Entries provided -
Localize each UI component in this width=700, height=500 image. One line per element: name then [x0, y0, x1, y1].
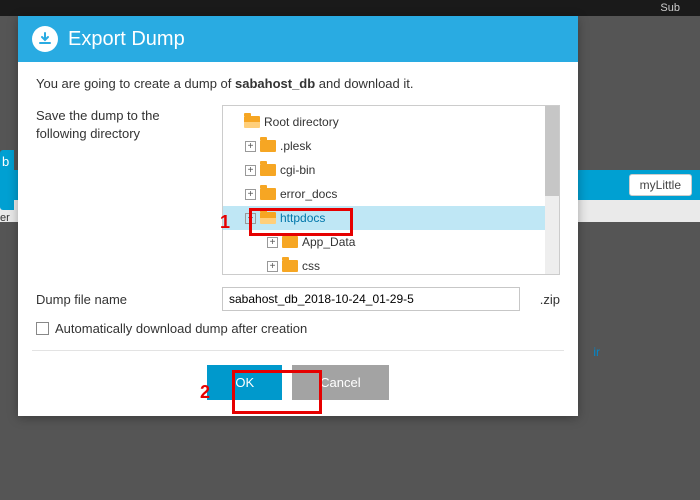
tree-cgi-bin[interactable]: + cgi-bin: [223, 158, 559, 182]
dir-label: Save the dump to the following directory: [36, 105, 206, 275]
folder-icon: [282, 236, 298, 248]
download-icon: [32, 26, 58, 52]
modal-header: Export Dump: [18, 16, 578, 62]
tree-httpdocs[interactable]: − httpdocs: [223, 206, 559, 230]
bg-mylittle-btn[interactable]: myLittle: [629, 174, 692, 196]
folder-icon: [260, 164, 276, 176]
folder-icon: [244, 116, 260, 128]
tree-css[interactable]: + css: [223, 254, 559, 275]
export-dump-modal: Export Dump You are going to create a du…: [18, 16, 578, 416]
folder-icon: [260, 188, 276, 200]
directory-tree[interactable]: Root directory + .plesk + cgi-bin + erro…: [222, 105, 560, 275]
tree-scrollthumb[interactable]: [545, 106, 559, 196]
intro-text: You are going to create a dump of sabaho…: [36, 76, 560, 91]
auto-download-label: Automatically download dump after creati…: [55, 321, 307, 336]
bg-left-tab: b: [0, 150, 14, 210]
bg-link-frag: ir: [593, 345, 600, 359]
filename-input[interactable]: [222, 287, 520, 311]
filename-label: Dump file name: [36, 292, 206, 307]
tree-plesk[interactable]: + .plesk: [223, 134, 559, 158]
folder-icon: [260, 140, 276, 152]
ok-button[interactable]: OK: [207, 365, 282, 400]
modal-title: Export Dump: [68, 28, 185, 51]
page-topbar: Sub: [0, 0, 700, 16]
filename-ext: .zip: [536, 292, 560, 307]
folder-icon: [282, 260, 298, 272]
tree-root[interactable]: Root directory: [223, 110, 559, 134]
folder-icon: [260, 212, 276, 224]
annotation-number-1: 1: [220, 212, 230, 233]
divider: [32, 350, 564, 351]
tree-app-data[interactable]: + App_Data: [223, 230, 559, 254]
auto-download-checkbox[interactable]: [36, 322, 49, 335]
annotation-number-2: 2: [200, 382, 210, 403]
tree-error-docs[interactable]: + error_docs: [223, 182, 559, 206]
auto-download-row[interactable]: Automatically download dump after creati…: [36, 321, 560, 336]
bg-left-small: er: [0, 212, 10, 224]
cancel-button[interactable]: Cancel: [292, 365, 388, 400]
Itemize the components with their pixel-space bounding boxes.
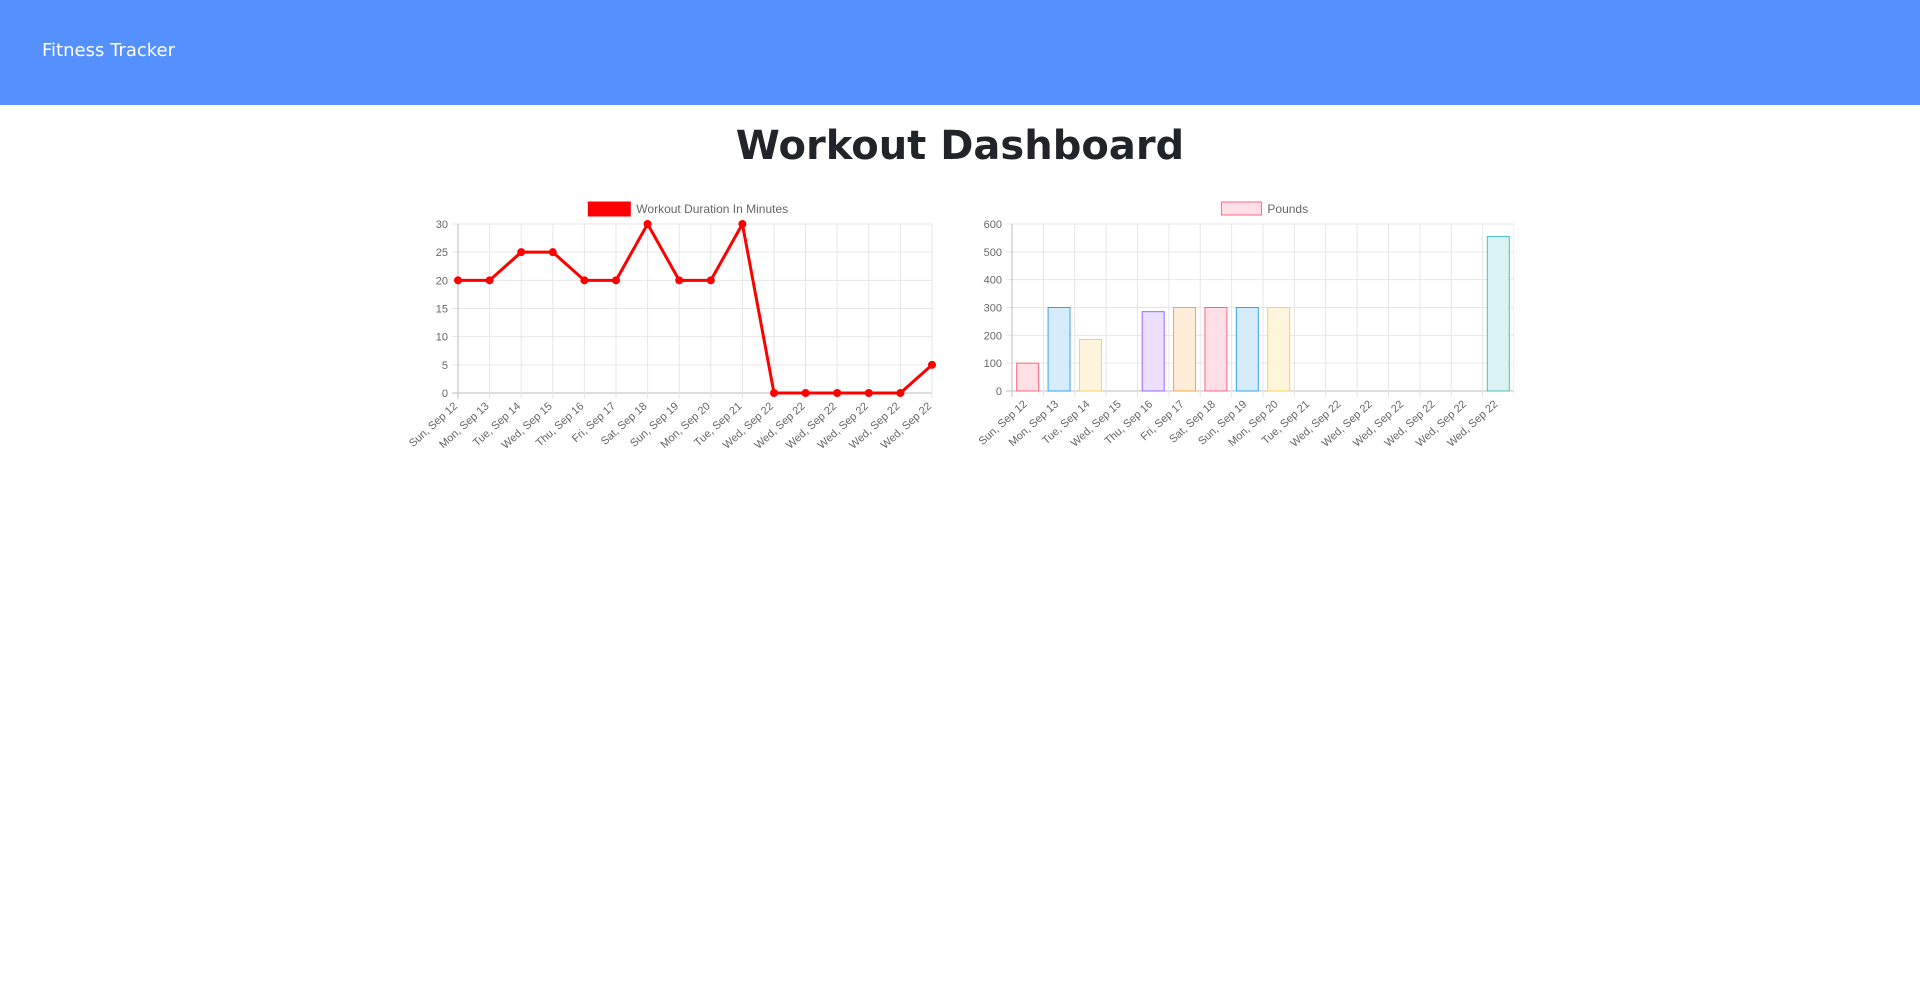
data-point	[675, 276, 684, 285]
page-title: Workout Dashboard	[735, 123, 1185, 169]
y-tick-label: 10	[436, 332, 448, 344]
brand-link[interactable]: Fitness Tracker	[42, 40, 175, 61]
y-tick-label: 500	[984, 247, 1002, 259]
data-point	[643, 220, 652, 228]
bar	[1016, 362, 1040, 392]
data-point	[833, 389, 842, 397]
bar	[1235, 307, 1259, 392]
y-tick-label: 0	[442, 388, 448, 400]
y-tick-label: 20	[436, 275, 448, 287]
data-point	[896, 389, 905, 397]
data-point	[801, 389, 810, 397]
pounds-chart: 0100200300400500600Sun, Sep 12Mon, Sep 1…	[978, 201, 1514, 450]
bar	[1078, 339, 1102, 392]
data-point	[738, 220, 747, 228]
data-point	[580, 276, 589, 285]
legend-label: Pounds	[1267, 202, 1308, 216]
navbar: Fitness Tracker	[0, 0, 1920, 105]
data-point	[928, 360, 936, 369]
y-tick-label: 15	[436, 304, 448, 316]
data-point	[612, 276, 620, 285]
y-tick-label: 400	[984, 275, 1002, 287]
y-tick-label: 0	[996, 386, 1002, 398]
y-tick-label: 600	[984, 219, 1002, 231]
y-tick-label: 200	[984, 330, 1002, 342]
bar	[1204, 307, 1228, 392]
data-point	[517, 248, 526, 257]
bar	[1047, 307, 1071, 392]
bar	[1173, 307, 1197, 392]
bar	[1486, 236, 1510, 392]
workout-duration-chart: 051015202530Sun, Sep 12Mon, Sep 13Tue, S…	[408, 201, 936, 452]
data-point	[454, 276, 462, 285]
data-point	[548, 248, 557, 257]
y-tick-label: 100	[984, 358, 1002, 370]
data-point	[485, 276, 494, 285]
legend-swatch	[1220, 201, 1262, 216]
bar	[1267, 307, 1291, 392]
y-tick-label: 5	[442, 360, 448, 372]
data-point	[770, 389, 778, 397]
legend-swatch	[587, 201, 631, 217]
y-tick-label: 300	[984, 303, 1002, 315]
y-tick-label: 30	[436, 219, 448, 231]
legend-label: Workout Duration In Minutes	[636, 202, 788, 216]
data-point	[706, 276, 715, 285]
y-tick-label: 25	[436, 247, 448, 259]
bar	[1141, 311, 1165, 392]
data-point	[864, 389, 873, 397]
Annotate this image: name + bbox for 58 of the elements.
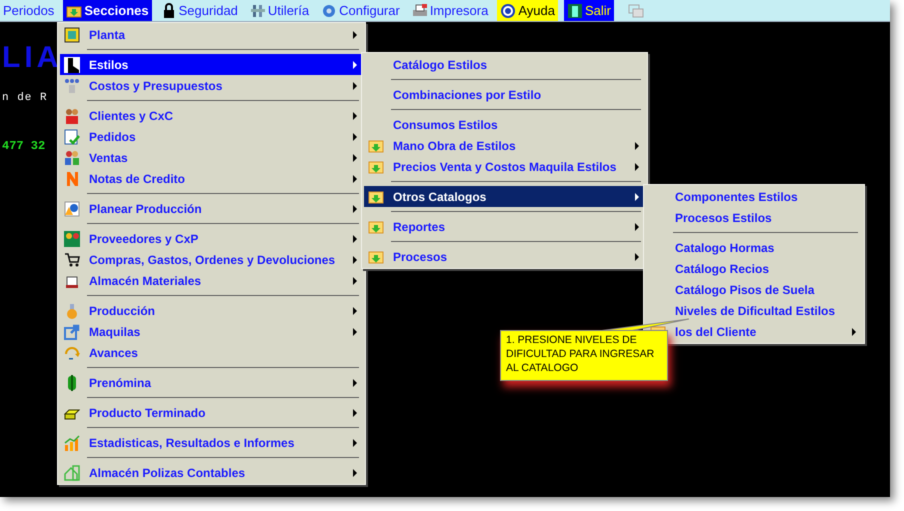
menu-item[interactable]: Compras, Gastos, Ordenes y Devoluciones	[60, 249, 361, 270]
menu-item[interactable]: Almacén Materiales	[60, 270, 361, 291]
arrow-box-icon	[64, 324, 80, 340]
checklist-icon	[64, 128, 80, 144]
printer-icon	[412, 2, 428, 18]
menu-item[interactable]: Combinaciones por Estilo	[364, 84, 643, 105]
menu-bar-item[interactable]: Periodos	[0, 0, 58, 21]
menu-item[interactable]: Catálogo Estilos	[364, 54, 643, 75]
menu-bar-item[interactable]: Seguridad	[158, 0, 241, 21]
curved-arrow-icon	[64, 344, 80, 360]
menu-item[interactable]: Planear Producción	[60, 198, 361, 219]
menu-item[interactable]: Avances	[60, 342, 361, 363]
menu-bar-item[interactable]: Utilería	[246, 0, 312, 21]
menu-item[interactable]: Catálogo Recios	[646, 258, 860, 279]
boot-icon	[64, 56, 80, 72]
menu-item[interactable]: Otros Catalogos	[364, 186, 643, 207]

Your objective - Write out the lines of the listing as a numbered list, starting at the line that contains "tree-cgi-bin[interactable]: + cgi-bin: [223, 158, 559, 182]" and ending at the line that contains "folder-icon: [260, 188, 276, 200]", both included, with blank lines left out.

Complete response -
1. tree-cgi-bin[interactable]: + cgi-bin: [223, 158, 559, 182]
2. dir-label: Save the dump to the following directory: [36, 105, 206, 275]
3. folder-icon: [282, 236, 298, 248]
4. download-icon: [32, 26, 58, 52]
5. modal-header: Export Dump: [18, 16, 578, 62]
6. tree-httpdocs[interactable]: − httpdocs: [223, 206, 559, 230]
7. bg-mylittle-btn[interactable]: myLittle: [629, 174, 692, 196]
8. folder-icon: [260, 164, 276, 176]
9. folder-icon: [244, 116, 260, 128]
10. tree-css[interactable]: + css: [223, 254, 559, 275]
11. export-dump-modal: Export Dump You are going to create a du…: [18, 16, 578, 416]
12. folder-icon: [260, 188, 276, 200]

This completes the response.